[start of Source records]

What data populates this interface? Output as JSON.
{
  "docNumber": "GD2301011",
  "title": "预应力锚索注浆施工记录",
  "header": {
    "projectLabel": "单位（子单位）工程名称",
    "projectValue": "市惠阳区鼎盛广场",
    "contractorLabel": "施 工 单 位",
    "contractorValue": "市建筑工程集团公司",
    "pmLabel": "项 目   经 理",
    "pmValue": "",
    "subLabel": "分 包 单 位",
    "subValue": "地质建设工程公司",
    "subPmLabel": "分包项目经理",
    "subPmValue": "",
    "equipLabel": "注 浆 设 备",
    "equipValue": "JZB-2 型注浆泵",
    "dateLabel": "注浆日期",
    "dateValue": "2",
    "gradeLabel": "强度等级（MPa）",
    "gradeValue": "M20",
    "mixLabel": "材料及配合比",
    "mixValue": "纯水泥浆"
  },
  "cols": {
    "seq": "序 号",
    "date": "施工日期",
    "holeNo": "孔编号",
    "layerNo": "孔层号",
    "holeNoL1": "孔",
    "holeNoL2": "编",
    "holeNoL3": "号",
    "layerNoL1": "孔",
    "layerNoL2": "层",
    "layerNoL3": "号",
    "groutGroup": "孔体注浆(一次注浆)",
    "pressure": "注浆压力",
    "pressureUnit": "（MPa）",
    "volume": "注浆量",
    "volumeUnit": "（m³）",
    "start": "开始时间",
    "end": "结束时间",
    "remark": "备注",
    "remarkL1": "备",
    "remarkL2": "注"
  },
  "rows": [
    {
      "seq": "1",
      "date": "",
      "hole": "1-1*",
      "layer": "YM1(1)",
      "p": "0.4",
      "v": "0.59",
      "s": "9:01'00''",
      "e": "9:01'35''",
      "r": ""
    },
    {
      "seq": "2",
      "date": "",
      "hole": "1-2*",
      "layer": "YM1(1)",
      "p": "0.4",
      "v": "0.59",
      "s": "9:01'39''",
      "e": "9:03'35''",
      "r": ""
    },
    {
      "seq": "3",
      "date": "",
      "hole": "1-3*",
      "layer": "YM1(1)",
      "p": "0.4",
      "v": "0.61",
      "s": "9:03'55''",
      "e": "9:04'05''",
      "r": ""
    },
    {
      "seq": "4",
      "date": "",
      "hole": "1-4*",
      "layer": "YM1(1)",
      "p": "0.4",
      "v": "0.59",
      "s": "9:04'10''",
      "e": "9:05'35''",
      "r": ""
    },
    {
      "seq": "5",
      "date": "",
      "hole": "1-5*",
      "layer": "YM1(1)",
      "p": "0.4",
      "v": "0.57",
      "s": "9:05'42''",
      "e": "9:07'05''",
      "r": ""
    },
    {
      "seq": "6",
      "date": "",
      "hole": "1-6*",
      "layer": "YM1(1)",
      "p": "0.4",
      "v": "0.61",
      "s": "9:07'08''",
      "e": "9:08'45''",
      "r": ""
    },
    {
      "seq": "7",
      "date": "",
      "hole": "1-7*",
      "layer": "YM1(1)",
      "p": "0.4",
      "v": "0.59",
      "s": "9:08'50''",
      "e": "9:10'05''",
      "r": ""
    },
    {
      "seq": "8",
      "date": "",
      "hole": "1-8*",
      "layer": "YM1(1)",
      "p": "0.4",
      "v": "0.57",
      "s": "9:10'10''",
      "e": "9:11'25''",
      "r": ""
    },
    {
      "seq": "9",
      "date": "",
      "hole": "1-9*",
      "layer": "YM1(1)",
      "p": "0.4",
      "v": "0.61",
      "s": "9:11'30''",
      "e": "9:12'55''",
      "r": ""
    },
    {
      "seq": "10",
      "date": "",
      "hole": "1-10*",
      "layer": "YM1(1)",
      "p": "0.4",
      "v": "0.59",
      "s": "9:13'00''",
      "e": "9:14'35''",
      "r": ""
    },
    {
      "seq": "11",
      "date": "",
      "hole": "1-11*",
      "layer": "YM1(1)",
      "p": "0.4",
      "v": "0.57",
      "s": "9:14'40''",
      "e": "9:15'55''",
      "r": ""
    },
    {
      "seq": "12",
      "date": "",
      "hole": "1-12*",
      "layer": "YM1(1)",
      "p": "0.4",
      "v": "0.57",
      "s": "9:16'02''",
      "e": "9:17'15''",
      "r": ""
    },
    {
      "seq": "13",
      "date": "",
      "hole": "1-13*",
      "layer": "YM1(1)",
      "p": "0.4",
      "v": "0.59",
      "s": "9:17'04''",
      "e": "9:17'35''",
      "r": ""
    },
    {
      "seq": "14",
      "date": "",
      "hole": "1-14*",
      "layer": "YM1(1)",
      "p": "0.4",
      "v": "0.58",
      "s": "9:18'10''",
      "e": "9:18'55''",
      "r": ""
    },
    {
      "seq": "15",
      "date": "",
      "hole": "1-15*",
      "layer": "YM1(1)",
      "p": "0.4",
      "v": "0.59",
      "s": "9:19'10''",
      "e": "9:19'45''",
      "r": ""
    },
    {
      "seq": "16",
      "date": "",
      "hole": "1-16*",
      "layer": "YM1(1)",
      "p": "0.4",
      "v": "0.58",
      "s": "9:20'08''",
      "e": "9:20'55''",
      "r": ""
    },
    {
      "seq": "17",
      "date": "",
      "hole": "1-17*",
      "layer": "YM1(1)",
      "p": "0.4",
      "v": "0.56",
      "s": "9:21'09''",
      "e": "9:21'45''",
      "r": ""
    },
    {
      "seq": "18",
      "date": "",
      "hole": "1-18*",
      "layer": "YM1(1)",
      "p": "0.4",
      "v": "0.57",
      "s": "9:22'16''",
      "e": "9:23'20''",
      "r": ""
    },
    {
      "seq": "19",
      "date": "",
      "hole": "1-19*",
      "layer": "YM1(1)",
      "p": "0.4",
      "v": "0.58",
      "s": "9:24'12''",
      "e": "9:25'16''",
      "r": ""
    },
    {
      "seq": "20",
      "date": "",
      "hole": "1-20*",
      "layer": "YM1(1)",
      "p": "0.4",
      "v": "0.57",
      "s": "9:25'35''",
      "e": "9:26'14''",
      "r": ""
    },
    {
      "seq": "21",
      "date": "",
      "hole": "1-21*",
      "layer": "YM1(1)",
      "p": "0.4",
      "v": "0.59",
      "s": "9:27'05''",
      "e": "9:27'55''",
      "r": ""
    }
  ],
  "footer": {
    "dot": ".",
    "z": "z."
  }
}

[end of Source records]

## Task to complete
Transcribe each entry precisely, missing none.

## Result below
What data populates this interface? Output as JSON.
{
  "docNumber": "GD2301011",
  "title": "预应力锚索注浆施工记录",
  "header": {
    "projectLabel": "单位（子单位）工程名称",
    "projectValue": "市惠阳区鼎盛广场",
    "contractorLabel": "施 工 单 位",
    "contractorValue": "市建筑工程集团公司",
    "pmLabel": "项 目   经 理",
    "pmValue": "",
    "subLabel": "分 包 单 位",
    "subValue": "地质建设工程公司",
    "subPmLabel": "分包项目经理",
    "subPmValue": "",
    "equipLabel": "注 浆 设 备",
    "equipValue": "JZB-2 型注浆泵",
    "dateLabel": "注浆日期",
    "dateValue": "2",
    "gradeLabel": "强度等级（MPa）",
    "gradeValue": "M20",
    "mixLabel": "材料及配合比",
    "mixValue": "纯水泥浆"
  },
  "cols": {
    "seq": "序 号",
    "date": "施工日期",
    "holeNo": "孔编号",
    "layerNo": "孔层号",
    "holeNoL1": "孔",
    "holeNoL2": "编",
    "holeNoL3": "号",
    "layerNoL1": "孔",
    "layerNoL2": "层",
    "layerNoL3": "号",
    "groutGroup": "孔体注浆(一次注浆)",
    "pressure": "注浆压力",
    "pressureUnit": "（MPa）",
    "volume": "注浆量",
    "volumeUnit": "（m³）",
    "start": "开始时间",
    "end": "结束时间",
    "remark": "备注",
    "remarkL1": "备",
    "remarkL2": "注"
  },
  "rows": [
    {
      "seq": "1",
      "date": "",
      "hole": "1-1*",
      "layer": "YM1(1)",
      "p": "0.4",
      "v": "0.59",
      "s": "9:01'00''",
      "e": "9:01'35''",
      "r": ""
    },
    {
      "seq": "2",
      "date": "",
      "hole": "1-2*",
      "layer": "YM1(1)",
      "p": "0.4",
      "v": "0.59",
      "s": "9:01'39''",
      "e": "9:03'35''",
      "r": ""
    },
    {
      "seq": "3",
      "date": "",
      "hole": "1-3*",
      "layer": "YM1(1)",
      "p": "0.4",
      "v": "0.61",
      "s": "9:03'55''",
      "e": "9:04'05''",
      "r": ""
    },
    {
      "seq": "4",
      "date": "",
      "hole": "1-4*",
      "layer": "YM1(1)",
      "p": "0.4",
      "v": "0.59",
      "s": "9:04'10''",
      "e": "9:05'35''",
      "r": ""
    },
    {
      "seq": "5",
      "date": "",
      "hole": "1-5*",
      "layer": "YM1(1)",
      "p": "0.4",
      "v": "0.57",
      "s": "9:05'42''",
      "e": "9:07'05''",
      "r": ""
    },
    {
      "seq": "6",
      "date": "",
      "hole": "1-6*",
      "layer": "YM1(1)",
      "p": "0.4",
      "v": "0.61",
      "s": "9:07'08''",
      "e": "9:08'45''",
      "r": ""
    },
    {
      "seq": "7",
      "date": "",
      "hole": "1-7*",
      "layer": "YM1(1)",
      "p": "0.4",
      "v": "0.59",
      "s": "9:08'50''",
      "e": "9:10'05''",
      "r": ""
    },
    {
      "seq": "8",
      "date": "",
      "hole": "1-8*",
      "layer": "YM1(1)",
      "p": "0.4",
      "v": "0.57",
      "s": "9:10'10''",
      "e": "9:11'25''",
      "r": ""
    },
    {
      "seq": "9",
      "date": "",
      "hole": "1-9*",
      "layer": "YM1(1)",
      "p": "0.4",
      "v": "0.61",
      "s": "9:11'30''",
      "e": "9:12'55''",
      "r": ""
    },
    {
      "seq": "10",
      "date": "",
      "hole": "1-10*",
      "layer": "YM1(1)",
      "p": "0.4",
      "v": "0.59",
      "s": "9:13'00''",
      "e": "9:14'35''",
      "r": ""
    },
    {
      "seq": "11",
      "date": "",
      "hole": "1-11*",
      "layer": "YM1(1)",
      "p": "0.4",
      "v": "0.57",
      "s": "9:14'40''",
      "e": "9:15'55''",
      "r": ""
    },
    {
      "seq": "12",
      "date": "",
      "hole": "1-12*",
      "layer": "YM1(1)",
      "p": "0.4",
      "v": "0.57",
      "s": "9:16'02''",
      "e": "9:17'15''",
      "r": ""
    },
    {
      "seq": "13",
      "date": "",
      "hole": "1-13*",
      "layer": "YM1(1)",
      "p": "0.4",
      "v": "0.59",
      "s": "9:17'04''",
      "e": "9:17'35''",
      "r": ""
    },
    {
      "seq": "14",
      "date": "",
      "hole": "1-14*",
      "layer": "YM1(1)",
      "p": "0.4",
      "v": "0.58",
      "s": "9:18'10''",
      "e": "9:18'55''",
      "r": ""
    },
    {
      "seq": "15",
      "date": "",
      "hole": "1-15*",
      "layer": "YM1(1)",
      "p": "0.4",
      "v": "0.59",
      "s": "9:19'10''",
      "e": "9:19'45''",
      "r": ""
    },
    {
      "seq": "16",
      "date": "",
      "hole": "1-16*",
      "layer": "YM1(1)",
      "p": "0.4",
      "v": "0.58",
      "s": "9:20'08''",
      "e": "9:20'55''",
      "r": ""
    },
    {
      "seq": "17",
      "date": "",
      "hole": "1-17*",
      "layer": "YM1(1)",
      "p": "0.4",
      "v": "0.56",
      "s": "9:21'09''",
      "e": "9:21'45''",
      "r": ""
    },
    {
      "seq": "18",
      "date": "",
      "hole": "1-18*",
      "layer": "YM1(1)",
      "p": "0.4",
      "v": "0.57",
      "s": "9:22'16''",
      "e": "9:23'20''",
      "r": ""
    },
    {
      "seq": "19",
      "date": "",
      "hole": "1-19*",
      "layer": "YM1(1)",
      "p": "0.4",
      "v": "0.58",
      "s": "9:24'12''",
      "e": "9:25'16''",
      "r": ""
    },
    {
      "seq": "20",
      "date": "",
      "hole": "1-20*",
      "layer": "YM1(1)",
      "p": "0.4",
      "v": "0.57",
      "s": "9:25'35''",
      "e": "9:26'14''",
      "r": ""
    },
    {
      "seq": "21",
      "date": "",
      "hole": "1-21*",
      "layer": "YM1(1)",
      "p": "0.4",
      "v": "0.59",
      "s": "9:27'05''",
      "e": "9:27'55''",
      "r": ""
    }
  ],
  "footer": {
    "dot": ".",
    "z": "z."
  }
}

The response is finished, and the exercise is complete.